SET PROBLEM.
Tally the lines that contain "mean" and report the total alone.

----------------------------------------

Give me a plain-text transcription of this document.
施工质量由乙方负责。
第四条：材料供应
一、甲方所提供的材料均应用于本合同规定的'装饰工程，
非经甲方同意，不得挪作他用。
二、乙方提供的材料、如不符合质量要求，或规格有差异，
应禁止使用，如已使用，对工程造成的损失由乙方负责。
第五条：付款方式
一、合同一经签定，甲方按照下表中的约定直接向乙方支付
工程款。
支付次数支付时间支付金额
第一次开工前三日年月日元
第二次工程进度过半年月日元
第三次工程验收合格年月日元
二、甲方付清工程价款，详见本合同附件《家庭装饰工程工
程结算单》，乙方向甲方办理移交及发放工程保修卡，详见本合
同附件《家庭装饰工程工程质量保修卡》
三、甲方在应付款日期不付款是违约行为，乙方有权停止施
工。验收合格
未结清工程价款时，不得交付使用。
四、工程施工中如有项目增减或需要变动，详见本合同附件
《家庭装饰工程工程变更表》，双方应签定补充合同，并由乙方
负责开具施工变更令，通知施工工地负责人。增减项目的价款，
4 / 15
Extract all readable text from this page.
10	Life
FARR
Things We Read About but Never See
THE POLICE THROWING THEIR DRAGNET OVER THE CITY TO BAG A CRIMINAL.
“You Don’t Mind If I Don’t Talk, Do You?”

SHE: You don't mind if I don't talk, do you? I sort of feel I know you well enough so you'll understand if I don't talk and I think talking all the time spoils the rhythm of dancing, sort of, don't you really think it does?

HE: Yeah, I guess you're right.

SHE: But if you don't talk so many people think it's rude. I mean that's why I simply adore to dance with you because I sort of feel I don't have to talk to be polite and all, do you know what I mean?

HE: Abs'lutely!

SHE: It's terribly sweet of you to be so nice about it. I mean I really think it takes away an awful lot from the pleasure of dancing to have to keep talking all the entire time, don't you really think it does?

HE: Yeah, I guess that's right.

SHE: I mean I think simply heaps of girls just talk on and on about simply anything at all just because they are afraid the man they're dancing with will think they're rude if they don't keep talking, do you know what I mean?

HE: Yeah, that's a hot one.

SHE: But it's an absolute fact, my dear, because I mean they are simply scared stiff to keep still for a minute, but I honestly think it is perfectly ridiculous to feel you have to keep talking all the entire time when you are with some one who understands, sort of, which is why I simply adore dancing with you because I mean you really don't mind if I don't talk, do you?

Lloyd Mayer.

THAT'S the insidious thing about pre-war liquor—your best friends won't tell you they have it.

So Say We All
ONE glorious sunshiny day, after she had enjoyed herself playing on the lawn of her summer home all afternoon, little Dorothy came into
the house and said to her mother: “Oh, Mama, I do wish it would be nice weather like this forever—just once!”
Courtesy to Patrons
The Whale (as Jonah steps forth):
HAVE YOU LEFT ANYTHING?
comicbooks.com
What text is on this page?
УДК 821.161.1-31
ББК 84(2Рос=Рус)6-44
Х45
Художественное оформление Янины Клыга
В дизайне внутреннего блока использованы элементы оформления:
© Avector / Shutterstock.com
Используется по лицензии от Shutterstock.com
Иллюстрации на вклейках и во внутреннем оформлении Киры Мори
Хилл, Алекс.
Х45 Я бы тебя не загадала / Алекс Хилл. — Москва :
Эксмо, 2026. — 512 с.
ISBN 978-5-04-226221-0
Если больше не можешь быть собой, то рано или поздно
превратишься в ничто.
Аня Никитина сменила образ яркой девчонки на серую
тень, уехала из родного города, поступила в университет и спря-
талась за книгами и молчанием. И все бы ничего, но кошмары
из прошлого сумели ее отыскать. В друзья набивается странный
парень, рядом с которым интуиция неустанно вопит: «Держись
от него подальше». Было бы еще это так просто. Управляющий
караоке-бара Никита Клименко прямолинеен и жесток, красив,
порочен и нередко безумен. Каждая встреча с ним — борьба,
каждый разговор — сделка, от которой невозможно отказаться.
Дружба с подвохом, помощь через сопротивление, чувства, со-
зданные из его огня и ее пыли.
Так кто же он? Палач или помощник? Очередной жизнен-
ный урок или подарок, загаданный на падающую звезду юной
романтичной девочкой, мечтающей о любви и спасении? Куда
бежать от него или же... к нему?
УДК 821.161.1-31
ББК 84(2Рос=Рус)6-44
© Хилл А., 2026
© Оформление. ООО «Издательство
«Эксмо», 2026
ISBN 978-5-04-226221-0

----------------------------------------

THE ANSWER.
4